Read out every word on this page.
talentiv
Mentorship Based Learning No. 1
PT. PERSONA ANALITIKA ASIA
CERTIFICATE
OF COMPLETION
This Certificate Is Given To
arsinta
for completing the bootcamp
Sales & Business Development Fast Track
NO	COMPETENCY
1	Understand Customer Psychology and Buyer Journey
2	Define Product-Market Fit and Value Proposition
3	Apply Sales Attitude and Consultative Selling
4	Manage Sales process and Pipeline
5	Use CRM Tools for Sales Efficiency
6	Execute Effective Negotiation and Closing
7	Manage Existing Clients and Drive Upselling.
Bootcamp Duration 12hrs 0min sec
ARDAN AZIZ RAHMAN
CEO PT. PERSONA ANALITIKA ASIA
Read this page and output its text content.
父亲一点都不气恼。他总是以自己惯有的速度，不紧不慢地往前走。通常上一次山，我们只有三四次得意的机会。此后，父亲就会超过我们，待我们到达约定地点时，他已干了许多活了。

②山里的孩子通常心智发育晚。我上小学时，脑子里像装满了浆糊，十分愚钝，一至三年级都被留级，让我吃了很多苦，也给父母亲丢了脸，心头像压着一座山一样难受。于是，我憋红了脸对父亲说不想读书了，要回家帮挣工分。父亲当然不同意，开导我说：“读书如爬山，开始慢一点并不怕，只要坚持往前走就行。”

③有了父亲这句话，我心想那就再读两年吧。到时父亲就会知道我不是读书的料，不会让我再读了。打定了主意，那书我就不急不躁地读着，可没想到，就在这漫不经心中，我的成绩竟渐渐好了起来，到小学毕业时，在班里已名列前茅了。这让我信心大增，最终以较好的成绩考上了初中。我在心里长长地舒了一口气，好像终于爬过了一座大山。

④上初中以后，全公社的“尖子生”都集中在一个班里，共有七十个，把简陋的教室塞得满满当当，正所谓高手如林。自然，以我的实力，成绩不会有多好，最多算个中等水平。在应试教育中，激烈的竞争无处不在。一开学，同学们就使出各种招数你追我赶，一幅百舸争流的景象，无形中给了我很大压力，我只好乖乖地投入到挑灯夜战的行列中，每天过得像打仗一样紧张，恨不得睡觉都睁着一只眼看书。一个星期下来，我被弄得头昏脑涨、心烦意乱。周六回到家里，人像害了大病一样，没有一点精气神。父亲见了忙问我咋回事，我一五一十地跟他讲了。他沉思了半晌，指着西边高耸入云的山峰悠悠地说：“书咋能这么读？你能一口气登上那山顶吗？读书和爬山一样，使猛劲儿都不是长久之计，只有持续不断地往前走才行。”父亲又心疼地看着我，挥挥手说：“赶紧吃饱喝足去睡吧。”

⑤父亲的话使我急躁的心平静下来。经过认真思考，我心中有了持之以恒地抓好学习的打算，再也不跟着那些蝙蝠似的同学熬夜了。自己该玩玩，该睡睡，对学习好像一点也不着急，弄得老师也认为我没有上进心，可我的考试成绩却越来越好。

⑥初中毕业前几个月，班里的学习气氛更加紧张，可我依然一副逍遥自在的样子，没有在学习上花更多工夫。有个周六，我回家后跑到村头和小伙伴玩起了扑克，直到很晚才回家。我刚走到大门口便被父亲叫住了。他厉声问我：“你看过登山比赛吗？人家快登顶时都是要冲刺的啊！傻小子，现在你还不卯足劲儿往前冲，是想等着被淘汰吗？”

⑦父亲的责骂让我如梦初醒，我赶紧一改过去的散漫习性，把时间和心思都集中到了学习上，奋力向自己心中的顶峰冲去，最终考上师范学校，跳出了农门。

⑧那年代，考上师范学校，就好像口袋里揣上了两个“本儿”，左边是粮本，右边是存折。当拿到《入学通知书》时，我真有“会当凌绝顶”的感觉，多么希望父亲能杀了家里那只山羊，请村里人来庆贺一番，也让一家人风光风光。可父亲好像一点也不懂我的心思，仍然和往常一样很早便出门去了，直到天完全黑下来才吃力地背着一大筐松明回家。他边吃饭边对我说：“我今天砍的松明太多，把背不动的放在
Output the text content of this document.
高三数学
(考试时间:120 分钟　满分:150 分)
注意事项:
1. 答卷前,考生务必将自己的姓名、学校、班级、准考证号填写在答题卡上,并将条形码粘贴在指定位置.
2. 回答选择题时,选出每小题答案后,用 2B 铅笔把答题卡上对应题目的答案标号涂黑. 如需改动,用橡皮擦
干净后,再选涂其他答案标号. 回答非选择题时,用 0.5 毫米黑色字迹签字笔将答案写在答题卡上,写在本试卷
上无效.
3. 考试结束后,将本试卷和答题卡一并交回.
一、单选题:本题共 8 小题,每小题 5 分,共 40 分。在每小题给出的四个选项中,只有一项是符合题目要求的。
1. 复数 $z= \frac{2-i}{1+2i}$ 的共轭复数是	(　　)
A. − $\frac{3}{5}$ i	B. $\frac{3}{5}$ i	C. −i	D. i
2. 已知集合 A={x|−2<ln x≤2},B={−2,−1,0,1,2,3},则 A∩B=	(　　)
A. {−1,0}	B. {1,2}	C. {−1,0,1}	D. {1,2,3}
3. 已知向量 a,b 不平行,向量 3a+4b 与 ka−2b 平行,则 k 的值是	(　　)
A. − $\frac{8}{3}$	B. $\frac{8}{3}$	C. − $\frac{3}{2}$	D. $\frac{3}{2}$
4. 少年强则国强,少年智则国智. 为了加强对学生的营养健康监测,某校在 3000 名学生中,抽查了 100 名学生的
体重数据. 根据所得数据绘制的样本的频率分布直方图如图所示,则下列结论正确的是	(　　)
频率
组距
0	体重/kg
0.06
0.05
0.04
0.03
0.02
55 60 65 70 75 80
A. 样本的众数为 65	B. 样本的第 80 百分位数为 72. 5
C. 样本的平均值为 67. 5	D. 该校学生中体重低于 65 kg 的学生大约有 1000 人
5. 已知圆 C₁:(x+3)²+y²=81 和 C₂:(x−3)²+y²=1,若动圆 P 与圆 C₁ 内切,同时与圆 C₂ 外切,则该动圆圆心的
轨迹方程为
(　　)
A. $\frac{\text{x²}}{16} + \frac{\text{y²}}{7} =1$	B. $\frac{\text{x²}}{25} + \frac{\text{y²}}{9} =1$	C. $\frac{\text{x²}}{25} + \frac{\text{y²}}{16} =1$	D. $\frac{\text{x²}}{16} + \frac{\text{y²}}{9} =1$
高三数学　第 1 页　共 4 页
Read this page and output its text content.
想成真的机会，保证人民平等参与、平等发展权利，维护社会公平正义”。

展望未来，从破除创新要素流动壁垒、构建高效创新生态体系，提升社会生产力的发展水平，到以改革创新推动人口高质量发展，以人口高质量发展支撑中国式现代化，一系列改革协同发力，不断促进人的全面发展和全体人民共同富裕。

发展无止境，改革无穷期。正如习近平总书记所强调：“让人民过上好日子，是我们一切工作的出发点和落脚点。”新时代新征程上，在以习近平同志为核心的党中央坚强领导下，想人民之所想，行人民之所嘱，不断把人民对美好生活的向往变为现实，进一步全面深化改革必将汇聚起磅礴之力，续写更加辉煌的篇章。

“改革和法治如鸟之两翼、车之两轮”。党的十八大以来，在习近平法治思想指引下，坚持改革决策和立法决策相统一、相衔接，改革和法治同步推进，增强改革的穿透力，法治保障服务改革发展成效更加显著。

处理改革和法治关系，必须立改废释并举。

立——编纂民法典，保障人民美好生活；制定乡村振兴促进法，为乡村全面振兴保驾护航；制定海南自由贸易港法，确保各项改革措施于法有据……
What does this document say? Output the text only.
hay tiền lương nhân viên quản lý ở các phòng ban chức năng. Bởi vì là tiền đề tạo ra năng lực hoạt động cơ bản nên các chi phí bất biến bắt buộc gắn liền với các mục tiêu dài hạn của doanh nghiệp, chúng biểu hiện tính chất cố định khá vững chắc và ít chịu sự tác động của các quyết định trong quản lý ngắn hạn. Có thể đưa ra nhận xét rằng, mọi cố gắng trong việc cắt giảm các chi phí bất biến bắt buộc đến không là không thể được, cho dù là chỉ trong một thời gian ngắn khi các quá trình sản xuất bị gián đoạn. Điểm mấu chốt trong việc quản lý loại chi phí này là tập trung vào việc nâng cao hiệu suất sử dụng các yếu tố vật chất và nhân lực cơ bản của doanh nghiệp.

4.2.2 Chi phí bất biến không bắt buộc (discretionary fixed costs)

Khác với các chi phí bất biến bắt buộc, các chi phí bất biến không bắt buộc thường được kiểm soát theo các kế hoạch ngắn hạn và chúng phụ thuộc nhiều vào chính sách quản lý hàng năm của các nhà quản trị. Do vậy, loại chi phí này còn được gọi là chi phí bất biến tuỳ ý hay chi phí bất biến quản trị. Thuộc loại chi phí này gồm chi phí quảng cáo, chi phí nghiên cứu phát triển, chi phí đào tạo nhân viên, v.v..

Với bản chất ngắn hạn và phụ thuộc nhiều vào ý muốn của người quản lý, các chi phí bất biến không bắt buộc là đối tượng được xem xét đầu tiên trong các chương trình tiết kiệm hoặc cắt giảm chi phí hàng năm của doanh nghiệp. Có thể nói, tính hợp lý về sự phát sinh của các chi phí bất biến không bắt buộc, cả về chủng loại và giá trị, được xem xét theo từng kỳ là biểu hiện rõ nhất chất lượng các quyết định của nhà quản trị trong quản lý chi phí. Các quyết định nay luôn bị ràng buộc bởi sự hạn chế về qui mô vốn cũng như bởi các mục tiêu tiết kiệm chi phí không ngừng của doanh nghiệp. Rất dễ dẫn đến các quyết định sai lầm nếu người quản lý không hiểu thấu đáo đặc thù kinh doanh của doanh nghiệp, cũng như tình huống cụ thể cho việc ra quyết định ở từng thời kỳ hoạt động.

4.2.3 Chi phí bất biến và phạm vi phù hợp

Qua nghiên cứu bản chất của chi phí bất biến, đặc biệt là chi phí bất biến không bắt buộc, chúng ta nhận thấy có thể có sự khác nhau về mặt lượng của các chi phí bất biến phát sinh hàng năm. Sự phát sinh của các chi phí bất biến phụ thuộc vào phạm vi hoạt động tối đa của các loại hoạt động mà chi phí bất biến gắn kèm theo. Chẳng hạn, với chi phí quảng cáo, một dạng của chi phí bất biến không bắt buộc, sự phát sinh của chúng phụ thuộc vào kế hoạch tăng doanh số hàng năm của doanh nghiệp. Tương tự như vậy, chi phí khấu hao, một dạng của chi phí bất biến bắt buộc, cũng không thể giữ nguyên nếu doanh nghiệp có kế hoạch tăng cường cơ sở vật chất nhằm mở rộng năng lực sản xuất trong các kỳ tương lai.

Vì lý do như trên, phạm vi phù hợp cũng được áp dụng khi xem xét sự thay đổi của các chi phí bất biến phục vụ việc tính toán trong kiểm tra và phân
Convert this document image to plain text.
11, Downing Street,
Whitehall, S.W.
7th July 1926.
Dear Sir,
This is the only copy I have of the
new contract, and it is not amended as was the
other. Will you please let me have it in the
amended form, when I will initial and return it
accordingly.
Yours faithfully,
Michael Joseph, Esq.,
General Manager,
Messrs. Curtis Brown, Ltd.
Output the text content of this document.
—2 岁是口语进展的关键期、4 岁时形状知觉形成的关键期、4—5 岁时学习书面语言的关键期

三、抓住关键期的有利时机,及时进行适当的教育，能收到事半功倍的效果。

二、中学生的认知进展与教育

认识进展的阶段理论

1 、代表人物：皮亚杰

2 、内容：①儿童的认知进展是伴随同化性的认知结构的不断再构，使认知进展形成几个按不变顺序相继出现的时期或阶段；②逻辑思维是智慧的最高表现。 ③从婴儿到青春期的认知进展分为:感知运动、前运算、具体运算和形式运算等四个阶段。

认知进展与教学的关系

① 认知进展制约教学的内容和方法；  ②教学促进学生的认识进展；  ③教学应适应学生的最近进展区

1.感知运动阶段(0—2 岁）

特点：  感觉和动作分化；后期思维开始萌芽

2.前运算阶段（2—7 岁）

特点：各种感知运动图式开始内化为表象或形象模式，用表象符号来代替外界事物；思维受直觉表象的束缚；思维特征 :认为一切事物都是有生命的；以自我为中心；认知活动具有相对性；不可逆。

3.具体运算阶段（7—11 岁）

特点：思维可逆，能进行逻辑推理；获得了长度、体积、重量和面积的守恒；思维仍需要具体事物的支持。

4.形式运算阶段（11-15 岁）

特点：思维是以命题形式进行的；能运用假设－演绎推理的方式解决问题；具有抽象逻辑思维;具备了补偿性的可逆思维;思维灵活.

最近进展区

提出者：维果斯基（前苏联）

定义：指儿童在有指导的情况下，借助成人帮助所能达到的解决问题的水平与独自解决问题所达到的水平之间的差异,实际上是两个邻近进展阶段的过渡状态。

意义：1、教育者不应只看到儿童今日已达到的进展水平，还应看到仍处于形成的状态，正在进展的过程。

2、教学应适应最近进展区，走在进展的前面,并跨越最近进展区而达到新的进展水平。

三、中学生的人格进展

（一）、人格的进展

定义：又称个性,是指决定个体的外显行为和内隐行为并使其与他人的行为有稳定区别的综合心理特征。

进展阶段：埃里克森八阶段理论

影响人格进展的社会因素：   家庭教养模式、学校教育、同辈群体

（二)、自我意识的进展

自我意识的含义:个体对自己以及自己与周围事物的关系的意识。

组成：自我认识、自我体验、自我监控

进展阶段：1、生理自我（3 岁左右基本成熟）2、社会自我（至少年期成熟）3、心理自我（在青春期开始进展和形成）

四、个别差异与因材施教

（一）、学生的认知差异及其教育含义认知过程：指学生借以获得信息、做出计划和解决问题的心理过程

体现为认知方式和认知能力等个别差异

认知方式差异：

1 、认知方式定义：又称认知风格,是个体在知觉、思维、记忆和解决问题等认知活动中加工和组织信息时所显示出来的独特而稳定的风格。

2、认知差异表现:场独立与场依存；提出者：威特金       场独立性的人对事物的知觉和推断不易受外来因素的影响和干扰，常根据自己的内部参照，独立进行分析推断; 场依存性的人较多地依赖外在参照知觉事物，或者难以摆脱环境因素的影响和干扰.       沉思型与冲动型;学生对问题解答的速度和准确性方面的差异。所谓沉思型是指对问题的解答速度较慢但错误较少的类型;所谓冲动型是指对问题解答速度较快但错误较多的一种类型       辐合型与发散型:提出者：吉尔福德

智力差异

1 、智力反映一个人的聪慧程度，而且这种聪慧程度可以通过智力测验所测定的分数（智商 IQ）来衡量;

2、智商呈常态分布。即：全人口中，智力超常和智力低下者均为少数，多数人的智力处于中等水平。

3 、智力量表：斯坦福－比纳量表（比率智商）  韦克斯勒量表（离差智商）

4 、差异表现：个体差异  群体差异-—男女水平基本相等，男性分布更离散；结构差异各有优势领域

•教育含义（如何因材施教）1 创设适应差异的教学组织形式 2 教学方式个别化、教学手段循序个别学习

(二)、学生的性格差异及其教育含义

> _Exercise instructions_: Look over the records above and copy each line that includes the string "frac".

> _Solution to the exercise_:
1. 复数 $z= \frac{2-i}{1+2i}$ 的共轭复数是	(　　)
A. − $\frac{3}{5}$ i	B. $\frac{3}{5}$ i	C. −i	D. i
A. − $\frac{8}{3}$	B. $\frac{8}{3}$	C. − $\frac{3}{2}$	D. $\frac{3}{2}$
A. $\frac{\text{x²}}{16} + \frac{\text{y²}}{7} =1$	B. $\frac{\text{x²}}{25} + \frac{\text{y²}}{9} =1$	C. $\frac{\text{x²}}{25} + \frac{\text{y²}}{16} =1$	D. $\frac{\text{x²}}{16} + \frac{\text{y²}}{9} =1$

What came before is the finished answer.